What to work on
Give an exact transcription of every line, dropping the images.

Entries
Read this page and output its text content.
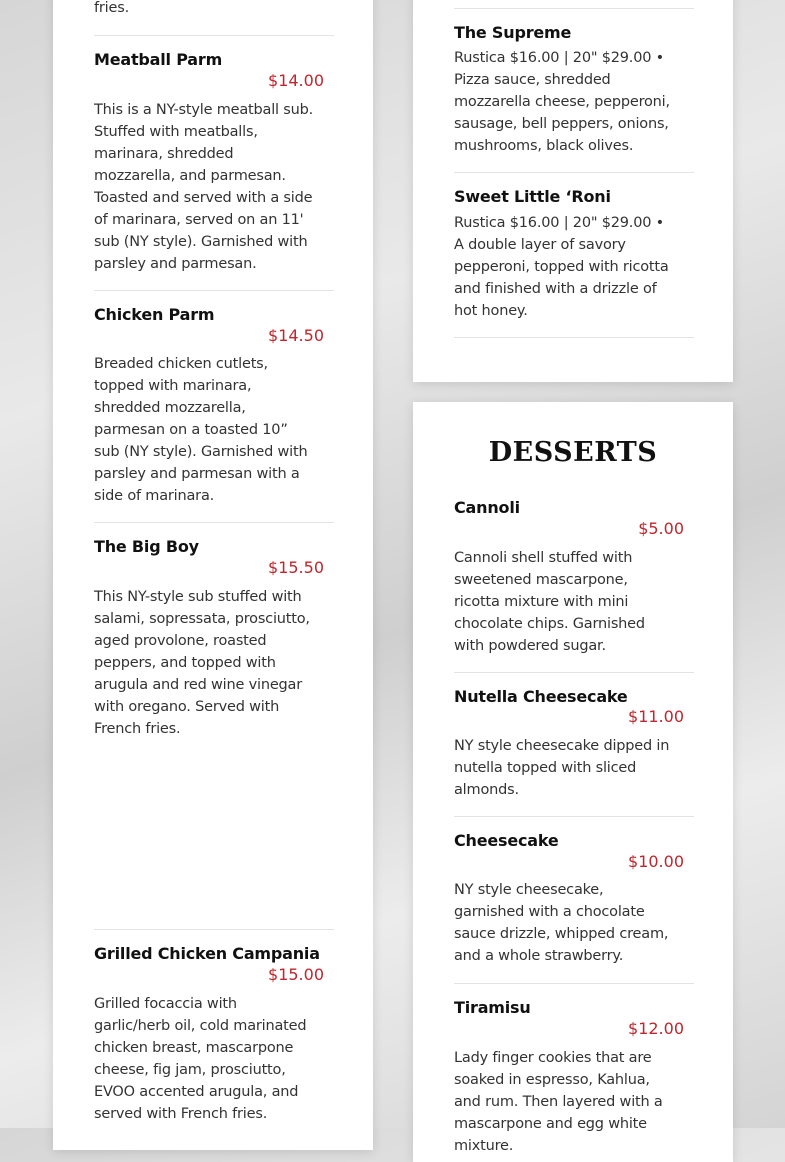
fries.
Meatball Parm
$14.00
This is a NY-style meatball sub. Stuffed with meatballs, marinara, shredded mozzarella, and parmesan. Toasted and served with a side of marinara, served on an 11' sub (NY style). Garnished with parsley and parmesan.
Chicken Parm
$14.50
Breaded chicken cutlets, topped with marinara, shredded mozzarella, parmesan on a toasted 10” sub (NY style). Garnished with parsley and parmesan with a side of marinara.
The Big Boy
$15.50
This NY-style sub stuffed with salami, sopressata, prosciutto, aged provolone, roasted peppers, and topped with arugula and red wine vinegar with oregano. Served with French fries.
Grilled Chicken Campania
$15.00
Grilled focaccia with garlic/herb oil, cold marinated chicken breast, mascarpone cheese, fig jam, prosciutto, EVOO accented arugula, and served with French fries.
The Supreme
Rustica $16.00 | 20" $29.00 • Pizza sauce, shredded mozzarella cheese, pepperoni, sausage, bell peppers, onions, mushrooms, black olives.
Sweet Little ‘Roni
Rustica $16.00 | 20" $29.00 • A double layer of savory pepperoni, topped with ricotta and finished with a drizzle of hot honey.
DESSERTS
Cannoli
$5.00
Cannoli shell stuffed with sweetened mascarpone, ricotta mixture with mini chocolate chips. Garnished with powdered sugar.
Nutella Cheesecake
$11.00
NY style cheesecake dipped in nutella topped with sliced almonds.
Cheesecake
$10.00
NY style cheesecake, garnished with a chocolate sauce drizzle, whipped cream, and a whole strawberry.
Tiramisu
$12.00
Lady finger cookies that are soaked in espresso, Kahlua, and rum. Then layered with a mascarpone and egg white mixture.
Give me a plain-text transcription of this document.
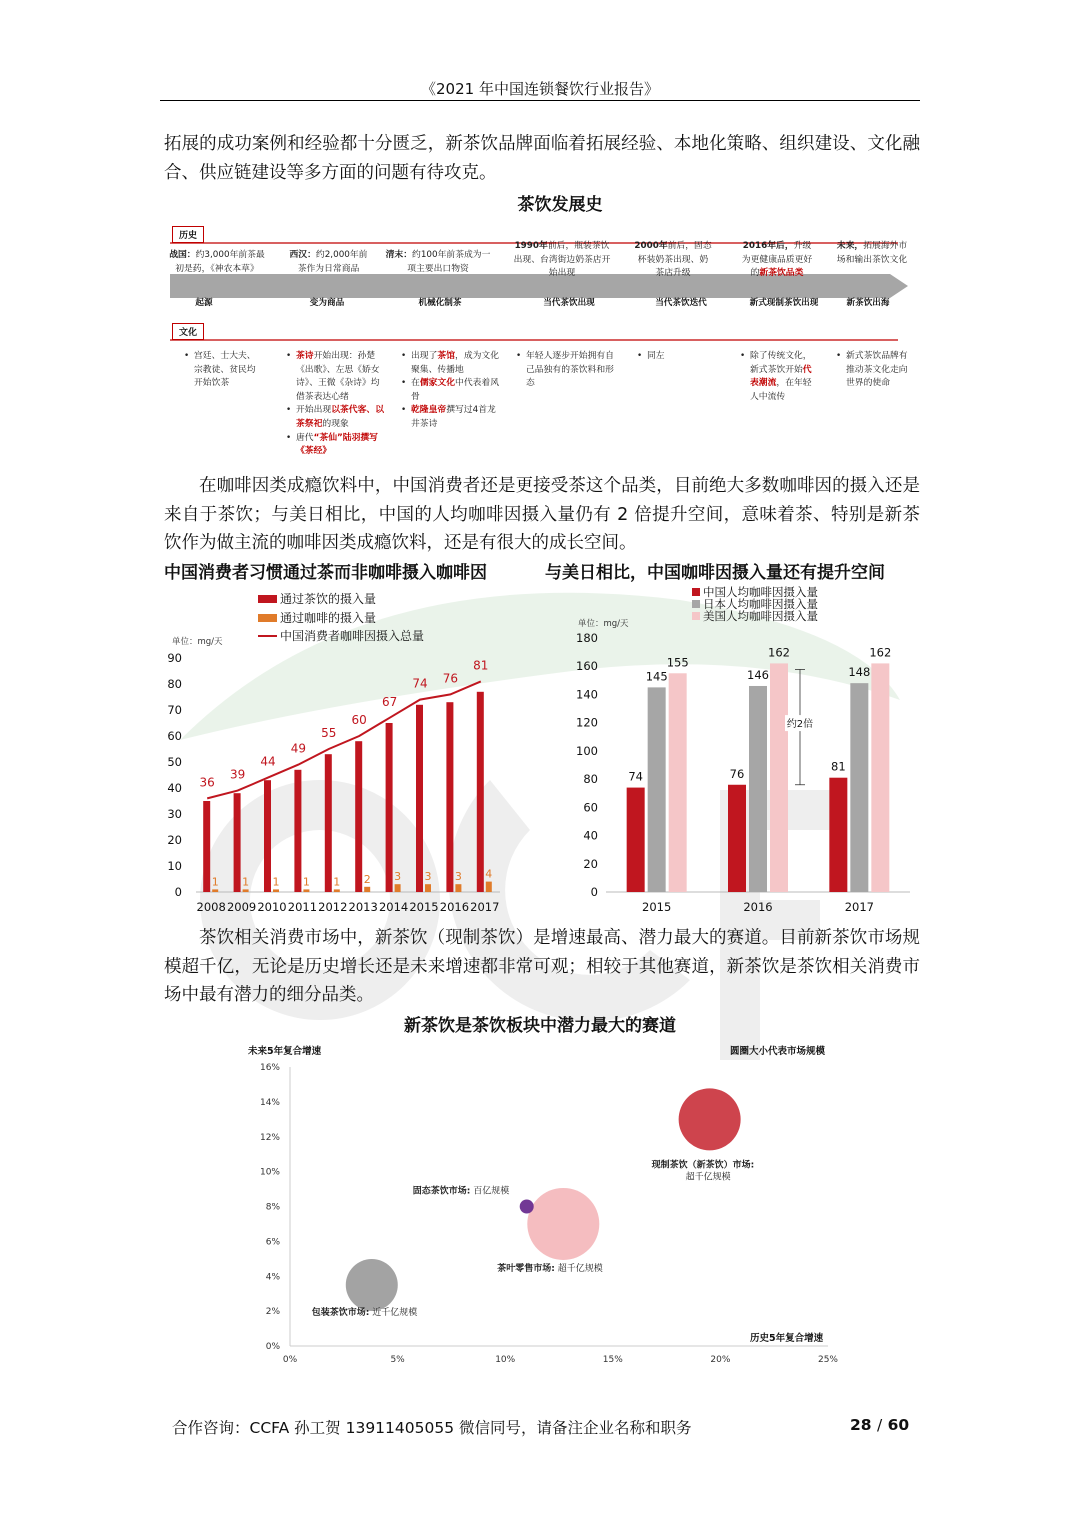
《2021 年中国连锁餐饮行业报告》
拓展的成功案例和经验都十分匮乏，新茶饮品牌面临着拓展经验、本地化策略、组织建设、文化融合、供应链建设等多方面的问题有待攻克。
茶饮发展史
历史
文化
战国：约3,000年前茶最初是药，《神农本草》
西汉：约2,000年前茶作为日常商品
清末：约100年前茶成为一项主要出口物资
1990年前后，瓶装茶饮出现、台湾街边奶茶店开始出现
2000年前后，固态杯装奶茶出现、奶茶店升级
2016年后，升级为更健康品质更好的新茶饮品类
未来，拓展海外市场和输出茶饮文化
起源	变为商品	机械化制茶	当代茶饮出现	当代茶饮迭代	新式现制茶饮出现	新茶饮出海
• 宫廷、士大夫、宗教徒、贫民均开始饮茶
• 茶诗开始出现：孙楚《出歌》、左思《娇女诗》、王微《杂诗》均借茶表达心绪
• 开始出现以茶代客、以茶祭祀的现象
• 唐代“茶仙”陆羽撰写《茶经》
• 出现了茶馆，成为文化聚集、传播地
• 在儒家文化中代表着风骨
• 乾隆皇帝撰写过4首龙井茶诗
• 年轻人逐步开始拥有自己品独有的茶饮料和形态
• 同左
•	除了传统文化，新式茶饮开始代表潮流，在年轻人中流传
• 新式茶饮品牌有推动茶文化走向世界的使命
在咖啡因类成瘾饮料中，中国消费者还是更接受茶这个品类，目前绝大多数咖啡因的摄入还是来自于茶饮；与美日相比，中国的人均咖啡因摄入量仍有 2 倍提升空间，意味着茶、特别是新茶饮作为做主流的咖啡因类成瘾饮料，还是有很大的成长空间。
中国消费者习惯通过茶而非咖啡摄入咖啡因	与美日相比，中国咖啡因摄入量还有提升空间
通过茶饮的摄入量
通过咖啡的摄入量
中国消费者咖啡因摄入总量
单位：mg/天
0
10
20
30
40
50
60
70
80
90
1
2008
1
2009
1
2010
1
2011
1
2012
2
2013
3
2014
3
2015
3
2016
4
2017
36
39
44
49
55
60
67
74 76
81
中国人均咖啡因摄入量
日本人均咖啡因摄入量
美国人均咖啡因摄入量
单位：mg/天
0
20
40
60
80
100
120
140
160
180
74
145
155
2015
76
146
162
2016
81
148
162
2017
约2倍
茶饮相关消费市场中，新茶饮（现制茶饮）是增速最高、潜力最大的赛道。目前新茶饮市场规模超千亿，无论是历史增长还是未来增速都非常可观；相较于其他赛道，新茶饮是茶饮相关消费市场中最有潜力的细分品类。
新茶饮是茶饮板块中潜力最大的赛道
未来5年复合增速	圆圈大小代表市场规模
历史5年复合增速
0%
2%
4%
6%
8%
10%
12%
14%
16%
0%	5%	10%	15%	20%	25%
现制茶饮（新茶饮）市场:超千亿规模
固态茶饮市场: 百亿规模
茶叶零售市场: 超千亿规模
包装茶饮市场: 近千亿规模
合作咨询：CCFA 孙工贺 13911405055 微信同号，请备注企业名称和职务	28 / 60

Correct output
Read this page and output its text content.
fries.
Meatball Parm
$14.00
This is a NY-style meatball sub. Stuffed with meatballs, marinara, shredded mozzarella, and parmesan. Toasted and served with a side of marinara, served on an 11' sub (NY style). Garnished with parsley and parmesan.
Chicken Parm
$14.50
Breaded chicken cutlets, topped with marinara, shredded mozzarella, parmesan on a toasted 10” sub (NY style). Garnished with parsley and parmesan with a side of marinara.
The Big Boy
$15.50
This NY-style sub stuffed with salami, sopressata, prosciutto, aged provolone, roasted peppers, and topped with arugula and red wine vinegar with oregano. Served with French fries.
Grilled Chicken Campania
$15.00
Grilled focaccia with garlic/herb oil, cold marinated chicken breast, mascarpone cheese, fig jam, prosciutto, EVOO accented arugula, and served with French fries.
The Supreme
Rustica $16.00 | 20" $29.00 • Pizza sauce, shredded mozzarella cheese, pepperoni, sausage, bell peppers, onions, mushrooms, black olives.
Sweet Little ‘Roni
Rustica $16.00 | 20" $29.00 • A double layer of savory pepperoni, topped with ricotta and finished with a drizzle of hot honey.
DESSERTS
Cannoli
$5.00
Cannoli shell stuffed with sweetened mascarpone, ricotta mixture with mini chocolate chips. Garnished with powdered sugar.
Nutella Cheesecake
$11.00
NY style cheesecake dipped in nutella topped with sliced almonds.
Cheesecake
$10.00
NY style cheesecake, garnished with a chocolate sauce drizzle, whipped cream, and a whole strawberry.
Tiramisu
$12.00
Lady finger cookies that are soaked in espresso, Kahlua, and rum. Then layered with a mascarpone and egg white mixture.
Give me a plain-text transcription of this document.
《2021 年中国连锁餐饮行业报告》
拓展的成功案例和经验都十分匮乏，新茶饮品牌面临着拓展经验、本地化策略、组织建设、文化融合、供应链建设等多方面的问题有待攻克。
茶饮发展史
历史
文化
战国：约3,000年前茶最初是药，《神农本草》
西汉：约2,000年前茶作为日常商品
清末：约100年前茶成为一项主要出口物资
1990年前后，瓶装茶饮出现、台湾街边奶茶店开始出现
2000年前后，固态杯装奶茶出现、奶茶店升级
2016年后，升级为更健康品质更好的新茶饮品类
未来，拓展海外市场和输出茶饮文化
起源	变为商品	机械化制茶	当代茶饮出现	当代茶饮迭代	新式现制茶饮出现	新茶饮出海
• 宫廷、士大夫、宗教徒、贫民均开始饮茶
• 茶诗开始出现：孙楚《出歌》、左思《娇女诗》、王微《杂诗》均借茶表达心绪
• 开始出现以茶代客、以茶祭祀的现象
• 唐代“茶仙”陆羽撰写《茶经》
• 出现了茶馆，成为文化聚集、传播地
• 在儒家文化中代表着风骨
• 乾隆皇帝撰写过4首龙井茶诗
• 年轻人逐步开始拥有自己品独有的茶饮料和形态
• 同左
•	除了传统文化，新式茶饮开始代表潮流，在年轻人中流传
• 新式茶饮品牌有推动茶文化走向世界的使命
在咖啡因类成瘾饮料中，中国消费者还是更接受茶这个品类，目前绝大多数咖啡因的摄入还是来自于茶饮；与美日相比，中国的人均咖啡因摄入量仍有 2 倍提升空间，意味着茶、特别是新茶饮作为做主流的咖啡因类成瘾饮料，还是有很大的成长空间。
中国消费者习惯通过茶而非咖啡摄入咖啡因	与美日相比，中国咖啡因摄入量还有提升空间
通过茶饮的摄入量
通过咖啡的摄入量
中国消费者咖啡因摄入总量
单位：mg/天
0
10
20
30
40
50
60
70
80
90
1
2008
1
2009
1
2010
1
2011
1
2012
2
2013
3
2014
3
2015
3
2016
4
2017
36
39
44
49
55
60
67
74 76
81
中国人均咖啡因摄入量
日本人均咖啡因摄入量
美国人均咖啡因摄入量
单位：mg/天
0
20
40
60
80
100
120
140
160
180
74
145
155
2015
76
146
162
2016
81
148
162
2017
约2倍
茶饮相关消费市场中，新茶饮（现制茶饮）是增速最高、潜力最大的赛道。目前新茶饮市场规模超千亿，无论是历史增长还是未来增速都非常可观；相较于其他赛道，新茶饮是茶饮相关消费市场中最有潜力的细分品类。
新茶饮是茶饮板块中潜力最大的赛道
未来5年复合增速	圆圈大小代表市场规模
历史5年复合增速
0%
2%
4%
6%
8%
10%
12%
14%
16%
0%	5%	10%	15%	20%	25%
现制茶饮（新茶饮）市场:超千亿规模
固态茶饮市场: 百亿规模
茶叶零售市场: 超千亿规模
包装茶饮市场: 近千亿规模
合作咨询：CCFA 孙工贺 13911405055 微信同号，请备注企业名称和职务	28 / 60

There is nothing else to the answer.